Copy out all of the material exactly.

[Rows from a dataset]

···

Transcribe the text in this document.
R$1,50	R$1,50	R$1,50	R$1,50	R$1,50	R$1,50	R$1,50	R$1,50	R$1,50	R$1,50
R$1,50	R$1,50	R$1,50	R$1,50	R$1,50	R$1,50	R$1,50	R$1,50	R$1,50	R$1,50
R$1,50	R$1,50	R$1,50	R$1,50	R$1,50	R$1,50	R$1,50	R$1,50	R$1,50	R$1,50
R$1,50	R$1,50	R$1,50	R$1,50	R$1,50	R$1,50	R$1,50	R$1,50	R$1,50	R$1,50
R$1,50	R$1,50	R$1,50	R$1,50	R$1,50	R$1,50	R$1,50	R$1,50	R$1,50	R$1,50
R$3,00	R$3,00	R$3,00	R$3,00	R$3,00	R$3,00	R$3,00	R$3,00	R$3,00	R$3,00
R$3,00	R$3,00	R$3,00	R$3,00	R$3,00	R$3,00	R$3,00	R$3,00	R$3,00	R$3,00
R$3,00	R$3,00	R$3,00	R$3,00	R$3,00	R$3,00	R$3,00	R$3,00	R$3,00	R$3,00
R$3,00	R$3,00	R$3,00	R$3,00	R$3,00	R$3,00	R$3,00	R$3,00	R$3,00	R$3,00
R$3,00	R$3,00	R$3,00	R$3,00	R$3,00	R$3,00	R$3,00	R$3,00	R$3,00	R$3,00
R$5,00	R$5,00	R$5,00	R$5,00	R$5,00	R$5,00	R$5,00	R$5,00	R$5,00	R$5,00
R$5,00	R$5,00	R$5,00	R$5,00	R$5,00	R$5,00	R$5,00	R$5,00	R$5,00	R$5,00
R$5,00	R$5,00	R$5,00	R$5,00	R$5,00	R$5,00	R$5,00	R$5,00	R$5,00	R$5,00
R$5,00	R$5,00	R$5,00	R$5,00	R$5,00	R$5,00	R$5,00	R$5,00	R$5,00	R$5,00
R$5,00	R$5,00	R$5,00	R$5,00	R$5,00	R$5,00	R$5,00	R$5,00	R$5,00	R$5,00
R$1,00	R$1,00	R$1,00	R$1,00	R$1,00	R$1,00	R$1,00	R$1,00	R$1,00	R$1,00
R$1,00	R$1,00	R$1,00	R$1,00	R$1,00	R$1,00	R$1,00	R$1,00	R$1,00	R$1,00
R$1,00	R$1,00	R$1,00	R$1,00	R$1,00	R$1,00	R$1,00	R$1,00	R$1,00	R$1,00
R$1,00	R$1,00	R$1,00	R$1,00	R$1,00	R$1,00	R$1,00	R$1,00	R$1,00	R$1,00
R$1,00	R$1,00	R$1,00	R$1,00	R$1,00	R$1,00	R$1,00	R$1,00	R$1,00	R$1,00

···

= RESULT =
Transcribe the text in this document.
R$1,50	R$1,50	R$1,50	R$1,50	R$1,50	R$1,50	R$1,50	R$1,50	R$1,50	R$1,50
R$1,50	R$1,50	R$1,50	R$1,50	R$1,50	R$1,50	R$1,50	R$1,50	R$1,50	R$1,50
R$1,50	R$1,50	R$1,50	R$1,50	R$1,50	R$1,50	R$1,50	R$1,50	R$1,50	R$1,50
R$1,50	R$1,50	R$1,50	R$1,50	R$1,50	R$1,50	R$1,50	R$1,50	R$1,50	R$1,50
R$1,50	R$1,50	R$1,50	R$1,50	R$1,50	R$1,50	R$1,50	R$1,50	R$1,50	R$1,50
R$3,00	R$3,00	R$3,00	R$3,00	R$3,00	R$3,00	R$3,00	R$3,00	R$3,00	R$3,00
R$3,00	R$3,00	R$3,00	R$3,00	R$3,00	R$3,00	R$3,00	R$3,00	R$3,00	R$3,00
R$3,00	R$3,00	R$3,00	R$3,00	R$3,00	R$3,00	R$3,00	R$3,00	R$3,00	R$3,00
R$3,00	R$3,00	R$3,00	R$3,00	R$3,00	R$3,00	R$3,00	R$3,00	R$3,00	R$3,00
R$3,00	R$3,00	R$3,00	R$3,00	R$3,00	R$3,00	R$3,00	R$3,00	R$3,00	R$3,00
R$5,00	R$5,00	R$5,00	R$5,00	R$5,00	R$5,00	R$5,00	R$5,00	R$5,00	R$5,00
R$5,00	R$5,00	R$5,00	R$5,00	R$5,00	R$5,00	R$5,00	R$5,00	R$5,00	R$5,00
R$5,00	R$5,00	R$5,00	R$5,00	R$5,00	R$5,00	R$5,00	R$5,00	R$5,00	R$5,00
R$5,00	R$5,00	R$5,00	R$5,00	R$5,00	R$5,00	R$5,00	R$5,00	R$5,00	R$5,00
R$5,00	R$5,00	R$5,00	R$5,00	R$5,00	R$5,00	R$5,00	R$5,00	R$5,00	R$5,00
R$1,00	R$1,00	R$1,00	R$1,00	R$1,00	R$1,00	R$1,00	R$1,00	R$1,00	R$1,00
R$1,00	R$1,00	R$1,00	R$1,00	R$1,00	R$1,00	R$1,00	R$1,00	R$1,00	R$1,00
R$1,00	R$1,00	R$1,00	R$1,00	R$1,00	R$1,00	R$1,00	R$1,00	R$1,00	R$1,00
R$1,00	R$1,00	R$1,00	R$1,00	R$1,00	R$1,00	R$1,00	R$1,00	R$1,00	R$1,00
R$1,00	R$1,00	R$1,00	R$1,00	R$1,00	R$1,00	R$1,00	R$1,00	R$1,00	R$1,00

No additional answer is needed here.